MATERIAL:
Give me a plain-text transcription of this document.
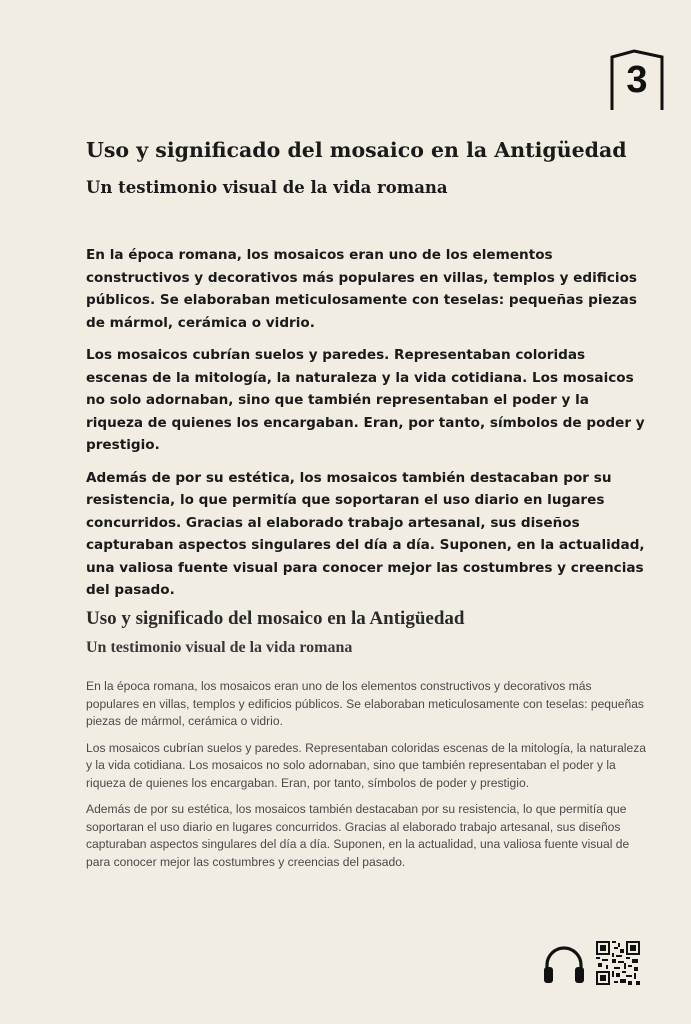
3
Uso y significado del mosaico en la Antigüedad
Un testimonio visual de la vida romana

En la época romana, los mosaicos eran uno de los elementos constructivos y decorativos más populares en villas, templos y edificios públicos. Se elaboraban meticulosamente con teselas: pequeñas piezas de mármol, cerámica o vidrio.

Los mosaicos cubrían suelos y paredes. Representaban coloridas escenas de la mitología, la naturaleza y la vida cotidiana. Los mosaicos no solo adornaban, sino que también representaban el poder y la riqueza de quienes los encargaban. Eran, por tanto, símbolos de poder y prestigio.

Además de por su estética, los mosaicos también destacaban por su resistencia, lo que permitía que soportaran el uso diario en lugares concurridos. Gracias al elaborado trabajo artesanal, sus diseños capturaban aspectos singulares del día a día. Suponen, en la actualidad, una valiosa fuente visual para conocer mejor las costumbres y creencias del pasado.

Uso y significado del mosaico en la Antigüedad
Un testimonio visual de la vida romana

En la época romana, los mosaicos eran uno de los elementos constructivos y decorativos más populares en villas, templos y edificios públicos. Se elaboraban meticulosamente con teselas: pequeñas piezas de mármol, cerámica o vidrio.

Los mosaicos cubrían suelos y paredes. Representaban coloridas escenas de la mitología, la naturaleza y la vida cotidiana. Los mosaicos no solo adornaban, sino que también representaban el poder y la riqueza de quienes los encargaban. Eran, por tanto, símbolos de poder y prestigio.

Además de por su estética, los mosaicos también destacaban por su resistencia, lo que permitía que soportaran el uso diario en lugares concurridos. Gracias al elaborado trabajo artesanal, sus diseños capturaban aspectos singulares del día a día. Suponen, en la actualidad, una valiosa fuente visual de para conocer mejor las costumbres y creencias del pasado.
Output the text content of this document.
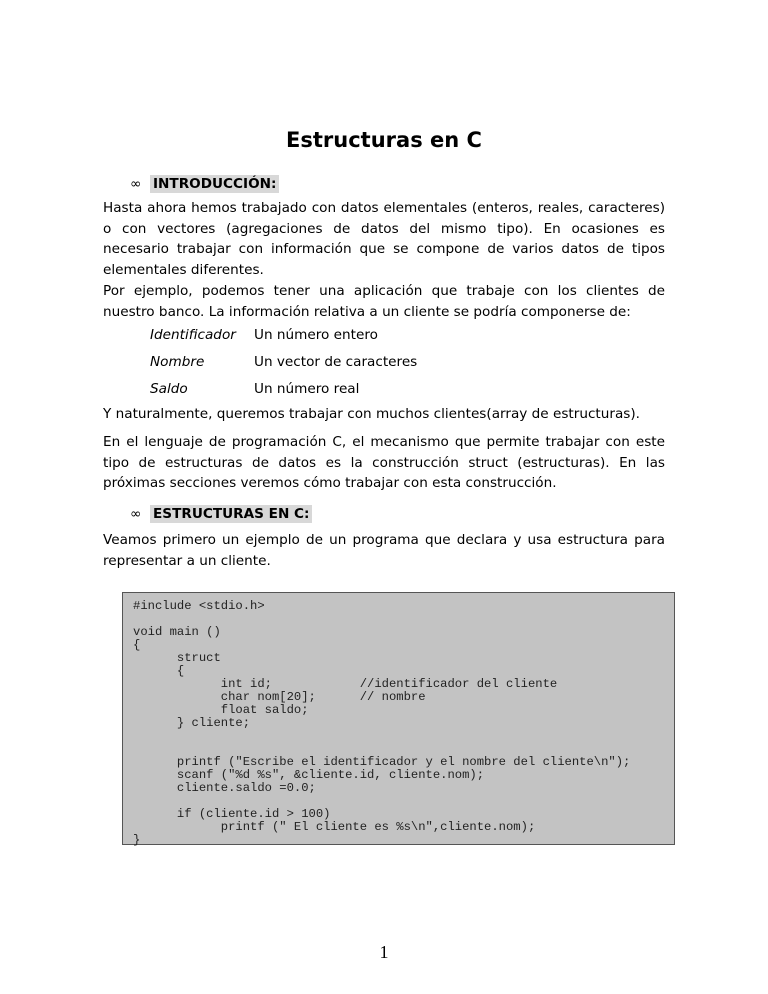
Estructuras en C
∞ INTRODUCCIÓN:
Hasta ahora hemos trabajado con datos elementales (enteros, reales, caracteres) o con vectores (agregaciones de datos del mismo tipo). En ocasiones es necesario trabajar con información que se compone de varios datos de tipos elementales diferentes.
Por ejemplo, podemos tener una aplicación que trabaje con los clientes de nuestro banco. La información relativa a un cliente se podría componerse de:
Identificador Un número entero
Nombre	Un vector de caracteres
Saldo	Un número real
Y naturalmente, queremos trabajar con muchos clientes(array de estructuras).
En el lenguaje de programación C, el mecanismo que permite trabajar con este tipo de estructuras de datos es la construcción struct (estructuras). En las próximas secciones veremos cómo trabajar con esta construcción.
∞ ESTRUCTURAS EN C:
Veamos primero un ejemplo de un programa que declara y usa estructura para representar a un cliente.
#include <stdio.h>

void main ()
{
struct
{
int id;            //identificador del cliente
char nom[20];      // nombre
float saldo;
} cliente;

printf ("Escribe el identificador y el nombre del cliente\n");
scanf ("%d %s", &cliente.id, cliente.nom);
cliente.saldo =0.0;

if (cliente.id > 100)
printf (" El cliente es %s\n",cliente.nom);
}
1
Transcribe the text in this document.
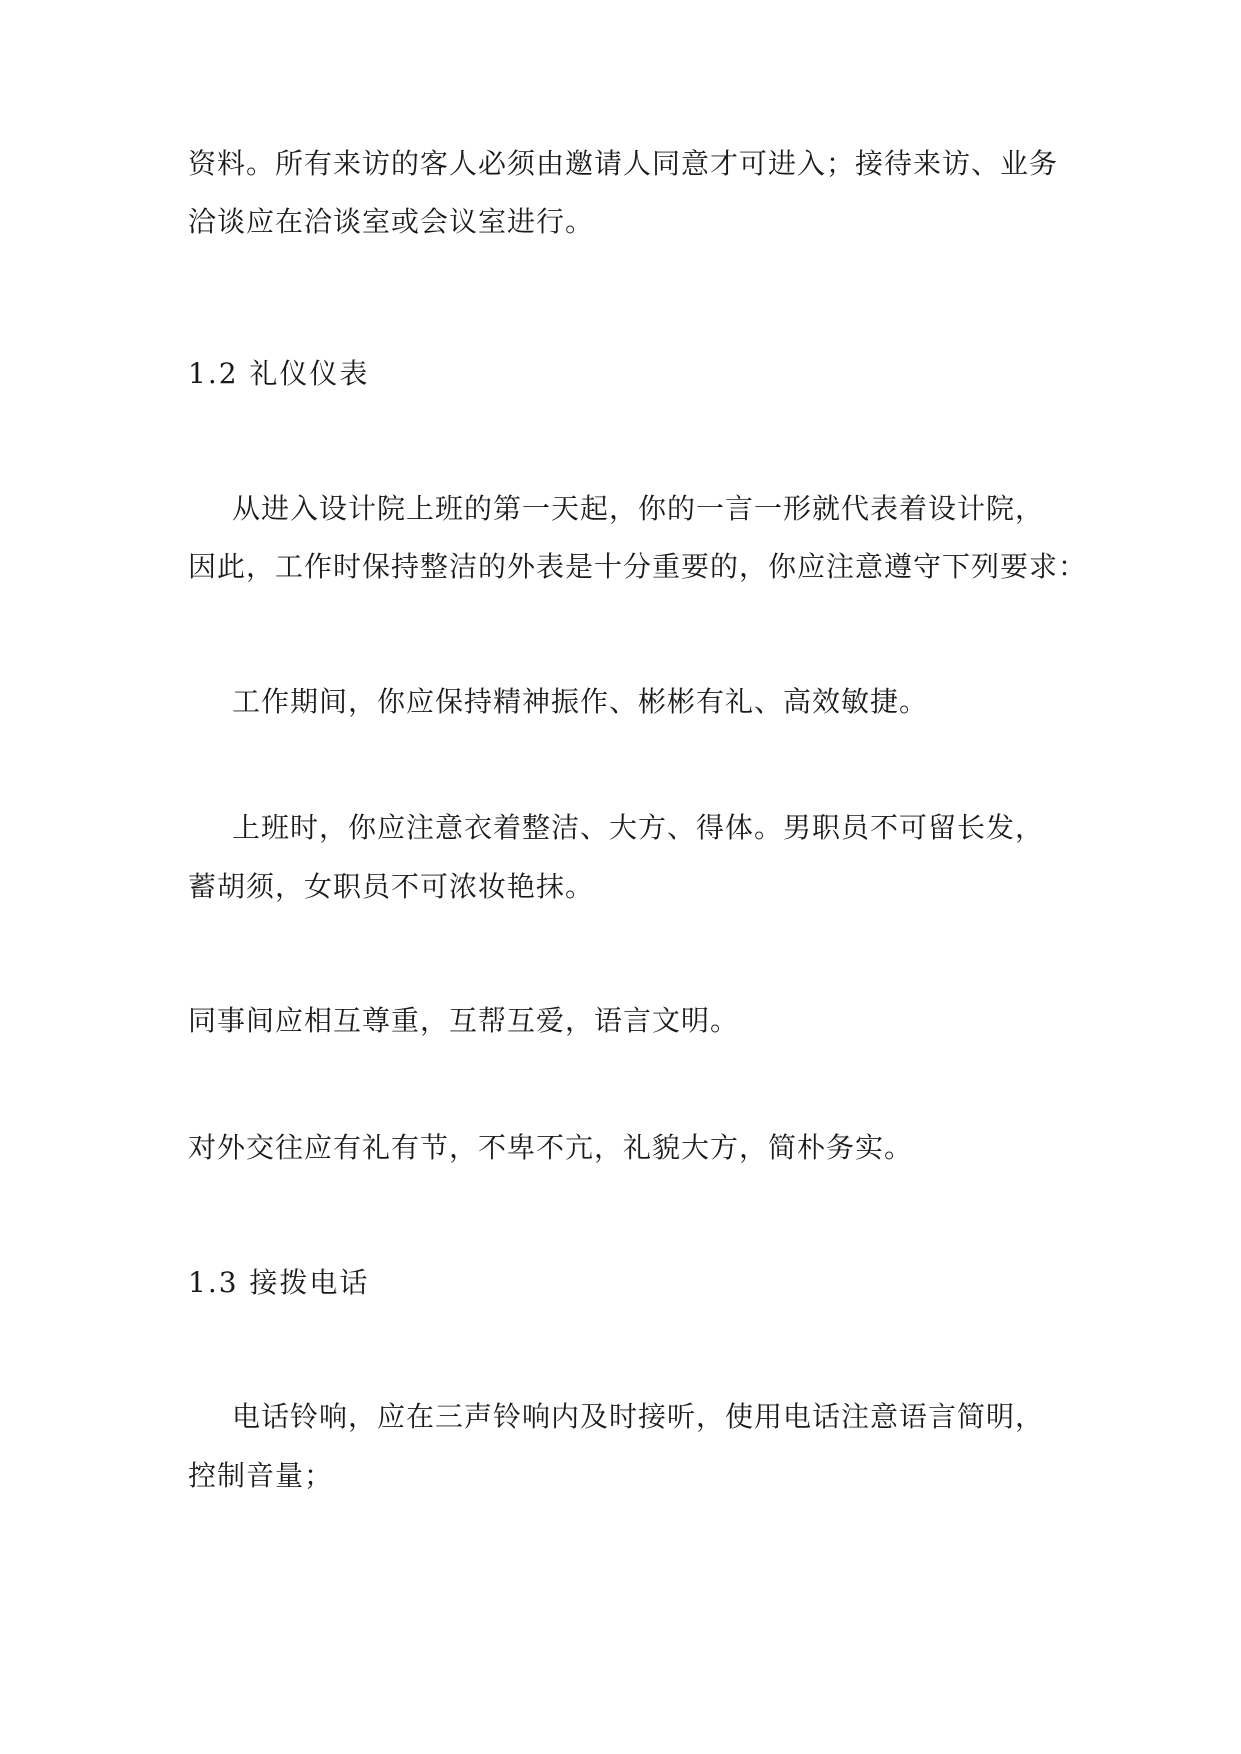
资料。所有来访的客人必须由邀请人同意才可进入；接待来访、业务
洽谈应在洽谈室或会议室进行。
1.2 礼仪仪表
从进入设计院上班的第一天起，你的一言一形就代表着设计院，
因此，工作时保持整洁的外表是十分重要的，你应注意遵守下列要求：
工作期间，你应保持精神振作、彬彬有礼、高效敏捷。
上班时，你应注意衣着整洁、大方、得体。男职员不可留长发，
蓄胡须，女职员不可浓妆艳抹。
同事间应相互尊重，互帮互爱，语言文明。
对外交往应有礼有节，不卑不亢，礼貌大方，简朴务实。
1.3 接拨电话
电话铃响，应在三声铃响内及时接听，使用电话注意语言简明，
控制音量；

YOUR OBJECTIVE: Return the whole listing, word for word, and leave out every picture.

OUTPUT FOR THIS TASK:
Give me a plain-text transcription of this document.
3
Uso y significado del mosaico en la Antigüedad
Un testimonio visual de la vida romana

En la época romana, los mosaicos eran uno de los elementos constructivos y decorativos más populares en villas, templos y edificios públicos. Se elaboraban meticulosamente con teselas: pequeñas piezas de mármol, cerámica o vidrio.

Los mosaicos cubrían suelos y paredes. Representaban coloridas escenas de la mitología, la naturaleza y la vida cotidiana. Los mosaicos no solo adornaban, sino que también representaban el poder y la riqueza de quienes los encargaban. Eran, por tanto, símbolos de poder y prestigio.

Además de por su estética, los mosaicos también destacaban por su resistencia, lo que permitía que soportaran el uso diario en lugares concurridos. Gracias al elaborado trabajo artesanal, sus diseños capturaban aspectos singulares del día a día. Suponen, en la actualidad, una valiosa fuente visual para conocer mejor las costumbres y creencias del pasado.

Uso y significado del mosaico en la Antigüedad
Un testimonio visual de la vida romana

En la época romana, los mosaicos eran uno de los elementos constructivos y decorativos más populares en villas, templos y edificios públicos. Se elaboraban meticulosamente con teselas: pequeñas piezas de mármol, cerámica o vidrio.

Los mosaicos cubrían suelos y paredes. Representaban coloridas escenas de la mitología, la naturaleza y la vida cotidiana. Los mosaicos no solo adornaban, sino que también representaban el poder y la riqueza de quienes los encargaban. Eran, por tanto, símbolos de poder y prestigio.

Además de por su estética, los mosaicos también destacaban por su resistencia, lo que permitía que soportaran el uso diario en lugares concurridos. Gracias al elaborado trabajo artesanal, sus diseños capturaban aspectos singulares del día a día. Suponen, en la actualidad, una valiosa fuente visual de para conocer mejor las costumbres y creencias del pasado.
Output the text content of this document.
Estructuras en C
∞ INTRODUCCIÓN:
Hasta ahora hemos trabajado con datos elementales (enteros, reales, caracteres) o con vectores (agregaciones de datos del mismo tipo). En ocasiones es necesario trabajar con información que se compone de varios datos de tipos elementales diferentes.
Por ejemplo, podemos tener una aplicación que trabaje con los clientes de nuestro banco. La información relativa a un cliente se podría componerse de:
Identificador Un número entero
Nombre	Un vector de caracteres
Saldo	Un número real
Y naturalmente, queremos trabajar con muchos clientes(array de estructuras).
En el lenguaje de programación C, el mecanismo que permite trabajar con este tipo de estructuras de datos es la construcción struct (estructuras). En las próximas secciones veremos cómo trabajar con esta construcción.
∞ ESTRUCTURAS EN C:
Veamos primero un ejemplo de un programa que declara y usa estructura para representar a un cliente.
#include <stdio.h>

void main ()
{
struct
{
int id;            //identificador del cliente
char nom[20];      // nombre
float saldo;
} cliente;

printf ("Escribe el identificador y el nombre del cliente\n");
scanf ("%d %s", &cliente.id, cliente.nom);
cliente.saldo =0.0;

if (cliente.id > 100)
printf (" El cliente es %s\n",cliente.nom);
}
1
Transcribe the text in this document.
资料。所有来访的客人必须由邀请人同意才可进入；接待来访、业务
洽谈应在洽谈室或会议室进行。
1.2 礼仪仪表
从进入设计院上班的第一天起，你的一言一形就代表着设计院，
因此，工作时保持整洁的外表是十分重要的，你应注意遵守下列要求：
工作期间，你应保持精神振作、彬彬有礼、高效敏捷。
上班时，你应注意衣着整洁、大方、得体。男职员不可留长发，
蓄胡须，女职员不可浓妆艳抹。
同事间应相互尊重，互帮互爱，语言文明。
对外交往应有礼有节，不卑不亢，礼貌大方，简朴务实。
1.3 接拨电话
电话铃响，应在三声铃响内及时接听，使用电话注意语言简明，
控制音量；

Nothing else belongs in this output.